EXERCISE AIM: Take each line that has the word "ylabel" and return it.

Lines of data:
..............................
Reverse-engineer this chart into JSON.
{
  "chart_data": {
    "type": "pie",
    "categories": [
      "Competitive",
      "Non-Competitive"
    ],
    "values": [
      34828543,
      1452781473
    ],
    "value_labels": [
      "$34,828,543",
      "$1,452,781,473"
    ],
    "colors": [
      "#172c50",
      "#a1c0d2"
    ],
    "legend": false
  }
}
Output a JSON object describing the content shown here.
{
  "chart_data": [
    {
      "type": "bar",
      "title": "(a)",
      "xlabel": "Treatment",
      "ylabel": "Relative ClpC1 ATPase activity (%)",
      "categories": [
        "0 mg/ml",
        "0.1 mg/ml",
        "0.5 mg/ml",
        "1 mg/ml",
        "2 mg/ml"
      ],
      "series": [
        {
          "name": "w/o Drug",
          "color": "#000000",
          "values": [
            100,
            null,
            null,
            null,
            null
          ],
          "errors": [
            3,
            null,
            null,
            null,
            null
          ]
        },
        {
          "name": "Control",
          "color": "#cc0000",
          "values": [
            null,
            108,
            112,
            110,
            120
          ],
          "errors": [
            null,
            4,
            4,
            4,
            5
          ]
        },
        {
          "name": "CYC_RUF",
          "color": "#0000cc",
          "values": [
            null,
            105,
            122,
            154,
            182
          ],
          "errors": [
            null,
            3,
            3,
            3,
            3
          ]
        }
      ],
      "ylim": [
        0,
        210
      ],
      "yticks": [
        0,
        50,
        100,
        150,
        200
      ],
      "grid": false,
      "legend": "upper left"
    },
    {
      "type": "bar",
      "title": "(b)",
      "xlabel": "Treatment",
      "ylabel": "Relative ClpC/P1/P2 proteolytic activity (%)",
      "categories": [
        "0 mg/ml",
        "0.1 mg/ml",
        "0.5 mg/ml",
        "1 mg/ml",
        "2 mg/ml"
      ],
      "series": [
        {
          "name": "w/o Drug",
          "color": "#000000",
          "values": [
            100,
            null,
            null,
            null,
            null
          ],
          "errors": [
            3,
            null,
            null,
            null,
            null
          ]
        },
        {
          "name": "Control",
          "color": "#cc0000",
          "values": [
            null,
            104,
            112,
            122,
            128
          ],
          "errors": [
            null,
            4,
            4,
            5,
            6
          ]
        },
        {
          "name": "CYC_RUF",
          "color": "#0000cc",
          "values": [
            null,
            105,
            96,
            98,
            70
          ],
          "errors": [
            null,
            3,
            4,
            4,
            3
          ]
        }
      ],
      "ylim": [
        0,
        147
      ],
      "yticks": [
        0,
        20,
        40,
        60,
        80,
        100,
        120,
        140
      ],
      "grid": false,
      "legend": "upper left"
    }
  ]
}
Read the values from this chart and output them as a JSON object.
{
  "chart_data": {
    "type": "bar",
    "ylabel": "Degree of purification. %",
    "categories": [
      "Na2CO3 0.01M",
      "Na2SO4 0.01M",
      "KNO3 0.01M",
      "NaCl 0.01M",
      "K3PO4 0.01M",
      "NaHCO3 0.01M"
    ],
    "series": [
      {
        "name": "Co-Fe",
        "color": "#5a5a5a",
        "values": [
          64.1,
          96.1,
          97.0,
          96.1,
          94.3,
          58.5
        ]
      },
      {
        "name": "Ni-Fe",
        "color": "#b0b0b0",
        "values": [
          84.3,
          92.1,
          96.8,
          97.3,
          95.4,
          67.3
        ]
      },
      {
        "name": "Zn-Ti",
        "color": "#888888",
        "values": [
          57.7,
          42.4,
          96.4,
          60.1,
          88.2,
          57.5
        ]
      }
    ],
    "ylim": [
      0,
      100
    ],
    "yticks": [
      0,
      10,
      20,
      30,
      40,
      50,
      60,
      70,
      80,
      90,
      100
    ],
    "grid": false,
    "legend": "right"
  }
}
..............................
ANSWER FOR THIS EXERCISE:
      "ylabel": "Relative ClpC1 ATPase activity (%)",
      "ylabel": "Relative ClpC/P1/P2 proteolytic activity (%)",
    "ylabel": "Degree of purification. %",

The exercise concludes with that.